_Given instruction_. State only how many lines contain the string "desc".

_Stored data_.
** begin **

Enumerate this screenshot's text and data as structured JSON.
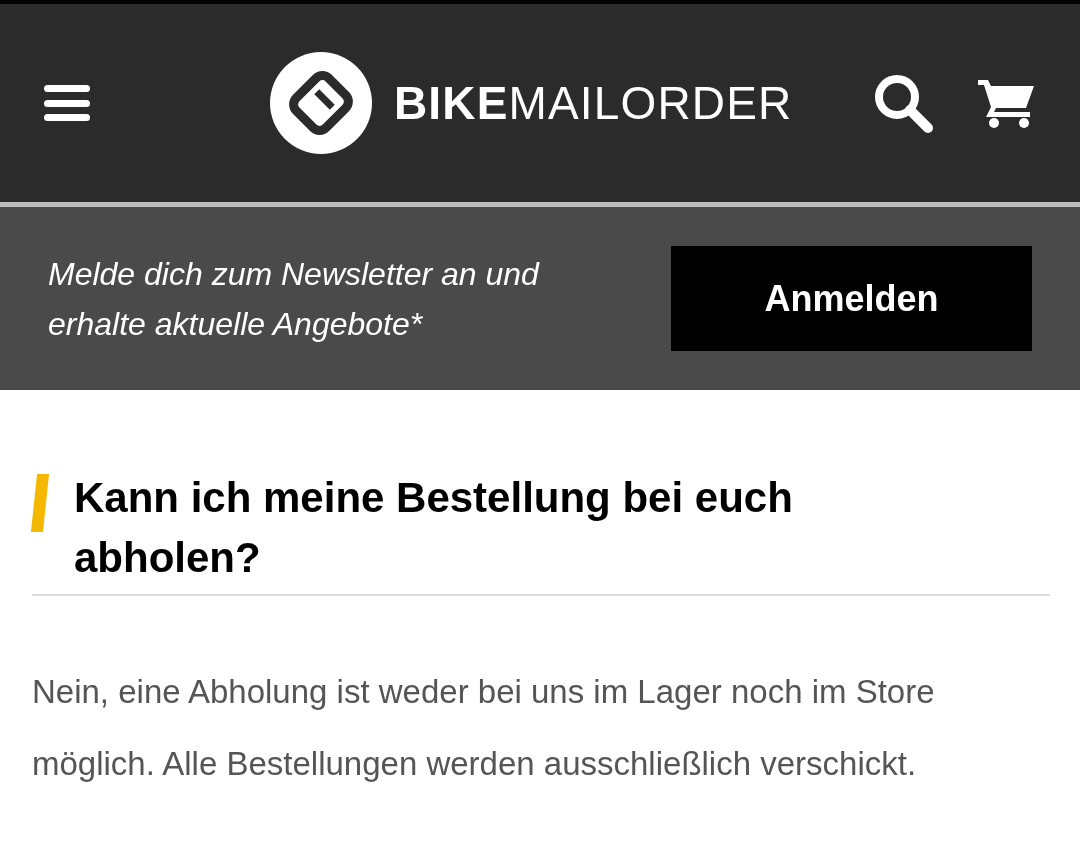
{
  "header": {
    "brand": {
      "bold": "BIKE",
      "light": "MAILORDER"
    }
  },
  "newsletter": {
    "text": "Melde dich zum Newsletter an und erhalte aktuelle Angebote*",
    "button": "Anmelden"
  },
  "faq": {
    "question": "Kann ich meine Bestellung bei euch abholen?",
    "answer": "Nein, eine Abholung ist weder bei uns im Lager noch im Store möglich. Alle Bestellungen werden ausschließlich verschickt."
  }
}
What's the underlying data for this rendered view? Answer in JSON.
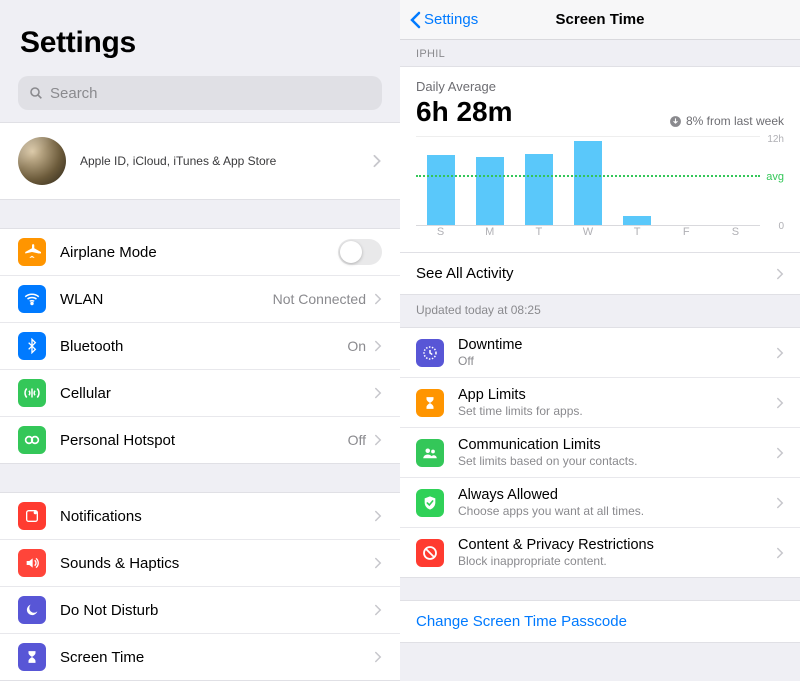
{
  "left": {
    "title": "Settings",
    "search_placeholder": "Search",
    "account_subtitle": "Apple ID, iCloud, iTunes & App Store",
    "rows1": [
      {
        "label": "Airplane Mode",
        "value": "",
        "switch": true
      },
      {
        "label": "WLAN",
        "value": "Not Connected"
      },
      {
        "label": "Bluetooth",
        "value": "On"
      },
      {
        "label": "Cellular",
        "value": ""
      },
      {
        "label": "Personal Hotspot",
        "value": "Off"
      }
    ],
    "rows2": [
      {
        "label": "Notifications"
      },
      {
        "label": "Sounds & Haptics"
      },
      {
        "label": "Do Not Disturb"
      },
      {
        "label": "Screen Time"
      }
    ]
  },
  "right": {
    "back": "Settings",
    "title": "Screen Time",
    "device_header": "IPHIL",
    "daily_label": "Daily Average",
    "daily_value": "6h 28m",
    "delta_text": "8% from last week",
    "avg_label": "avg",
    "ymax": "12h",
    "ymin": "0",
    "see_all": "See All Activity",
    "updated": "Updated today at 08:25",
    "items": [
      {
        "title": "Downtime",
        "sub": "Off"
      },
      {
        "title": "App Limits",
        "sub": "Set time limits for apps."
      },
      {
        "title": "Communication Limits",
        "sub": "Set limits based on your contacts."
      },
      {
        "title": "Always Allowed",
        "sub": "Choose apps you want at all times."
      },
      {
        "title": "Content & Privacy Restrictions",
        "sub": "Block inappropriate content."
      }
    ],
    "change_passcode": "Change Screen Time Passcode"
  },
  "chart_data": {
    "type": "bar",
    "categories": [
      "S",
      "M",
      "T",
      "W",
      "T",
      "F",
      "S"
    ],
    "values": [
      9.5,
      9.2,
      9.6,
      11.4,
      1.3,
      0,
      0
    ],
    "avg": 6.47,
    "title": "Daily Average",
    "xlabel": "",
    "ylabel": "hours",
    "ylim": [
      0,
      12
    ]
  }
}
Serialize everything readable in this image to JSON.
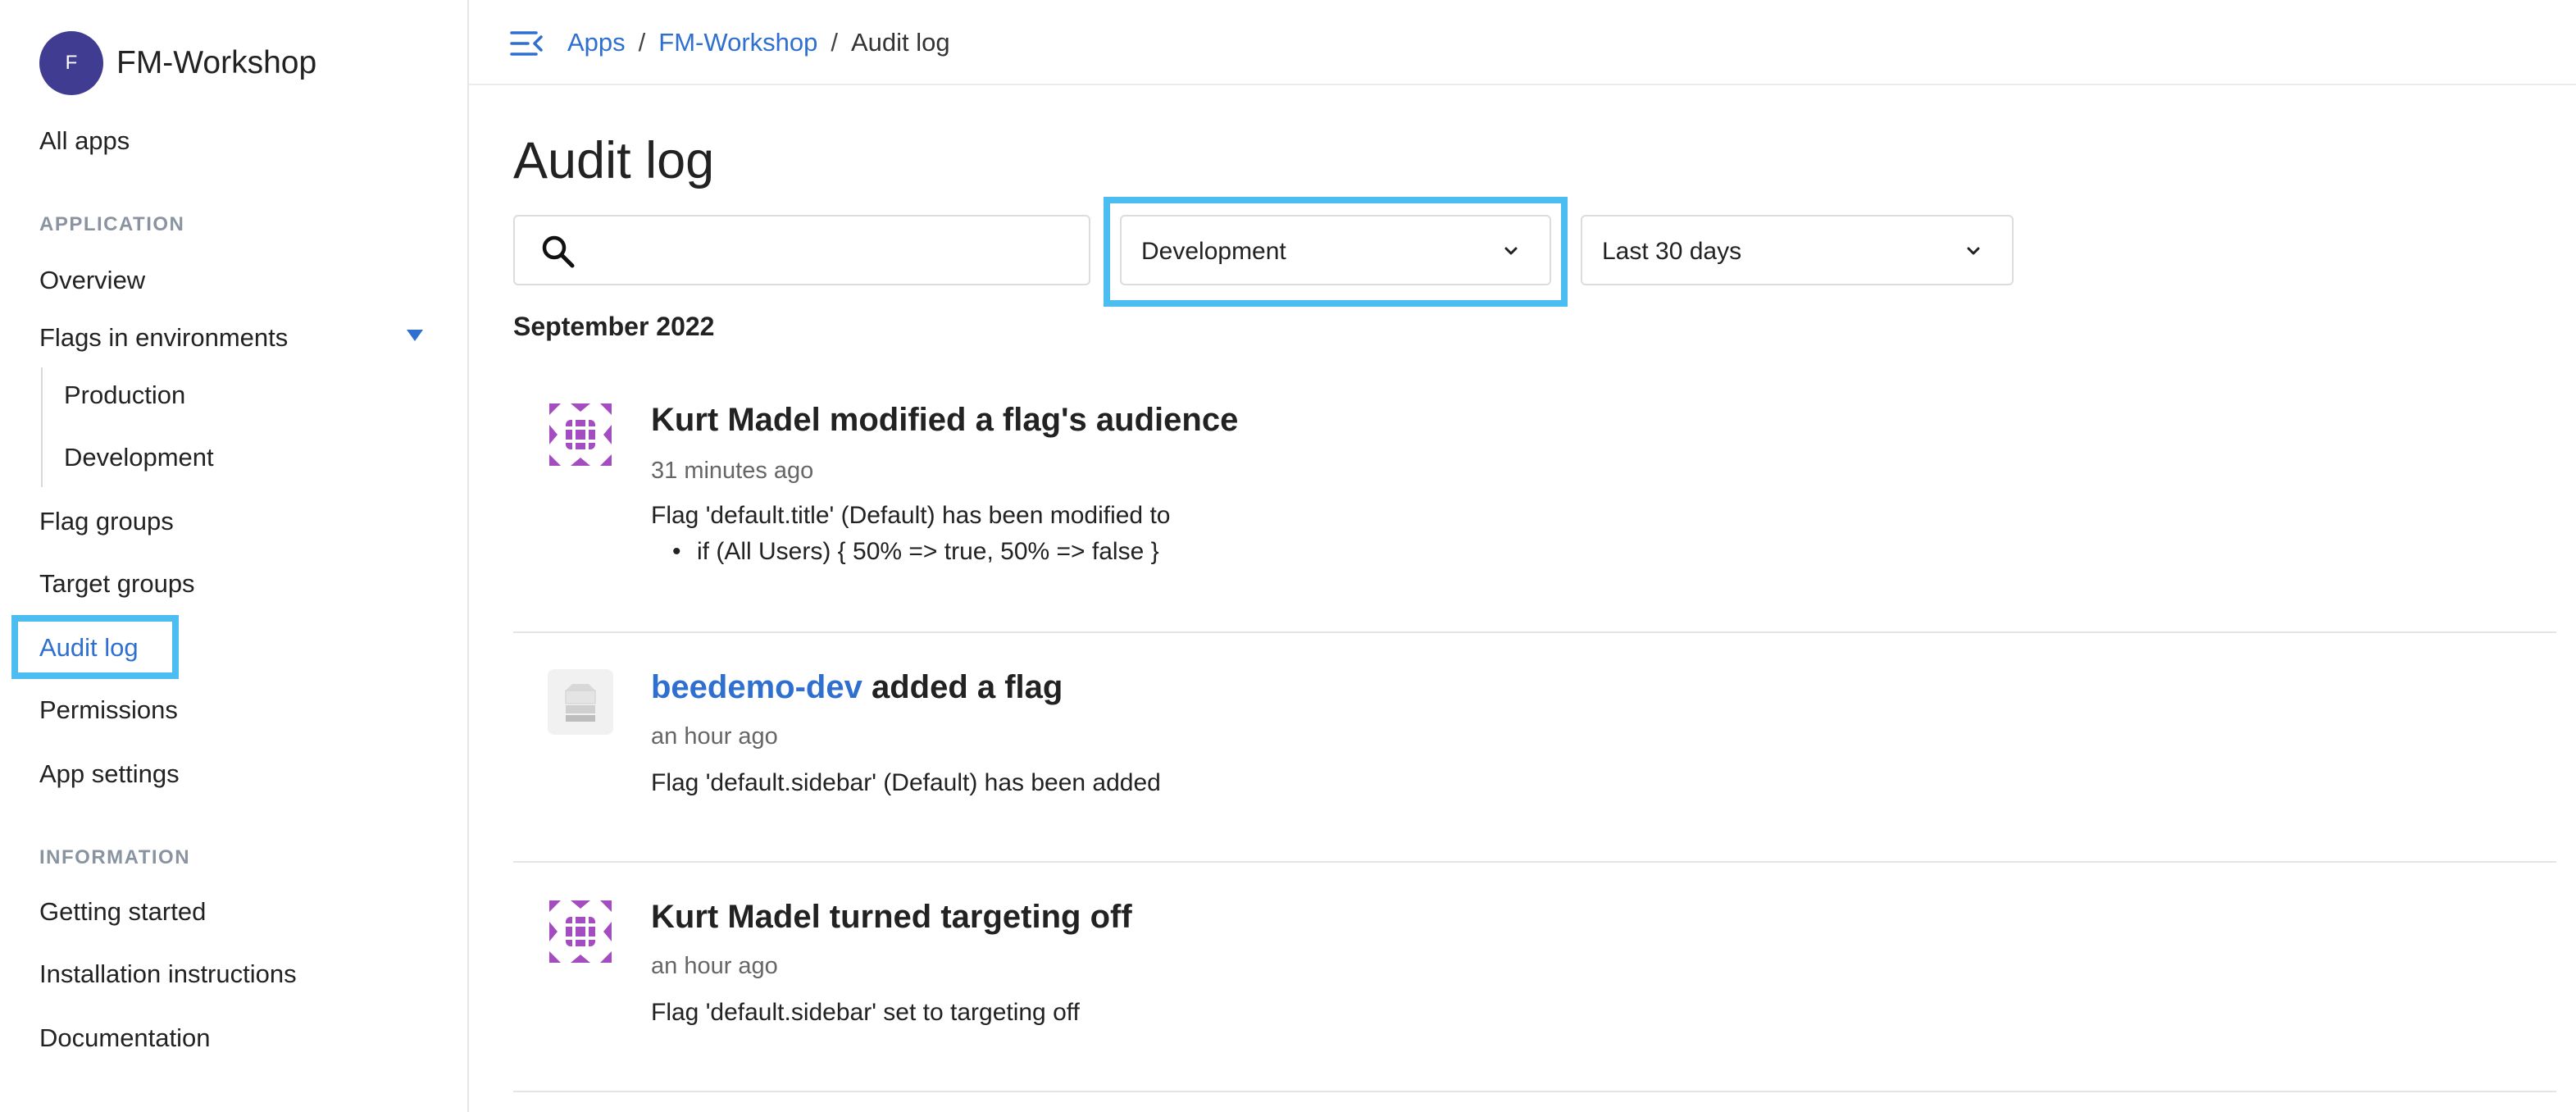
{
  "sidebar": {
    "app_avatar_initial": "F",
    "app_name": "FM-Workshop",
    "all_apps": "All apps",
    "section_application": "APPLICATION",
    "overview": "Overview",
    "flags_in_environments": "Flags in environments",
    "environments": [
      "Production",
      "Development"
    ],
    "flag_groups": "Flag groups",
    "target_groups": "Target groups",
    "audit_log": "Audit log",
    "permissions": "Permissions",
    "app_settings": "App settings",
    "section_information": "INFORMATION",
    "getting_started": "Getting started",
    "installation_instructions": "Installation instructions",
    "documentation": "Documentation"
  },
  "breadcrumb": {
    "apps": "Apps",
    "sep": "/",
    "app": "FM-Workshop",
    "current": "Audit log"
  },
  "page": {
    "title": "Audit log"
  },
  "filters": {
    "search_value": "",
    "environment": "Development",
    "range": "Last 30 days"
  },
  "log": {
    "month": "September 2022",
    "entries": [
      {
        "actor": "",
        "title": "Kurt Madel modified a flag's audience",
        "time": "31 minutes ago",
        "desc": "Flag 'default.title' (Default) has been modified to",
        "bullet": "if (All Users) { 50% => true, 50% => false }"
      },
      {
        "actor": "beedemo-dev",
        "title": " added a flag",
        "time": "an hour ago",
        "desc": "Flag 'default.sidebar' (Default) has been added"
      },
      {
        "actor": "",
        "title": "Kurt Madel turned targeting off",
        "time": "an hour ago",
        "desc": "Flag 'default.sidebar' set to targeting off"
      }
    ]
  },
  "colors": {
    "accent": "#2e6fd0",
    "highlight": "#4bbdf0",
    "avatar": "#3f3c92",
    "identicon": "#a44dc0"
  },
  "icons": {
    "menu": "menu-collapse-icon",
    "search": "search-icon",
    "chevron": "chevron-down-icon",
    "caret": "caret-down-icon"
  }
}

** end **

_Exercise result_. 3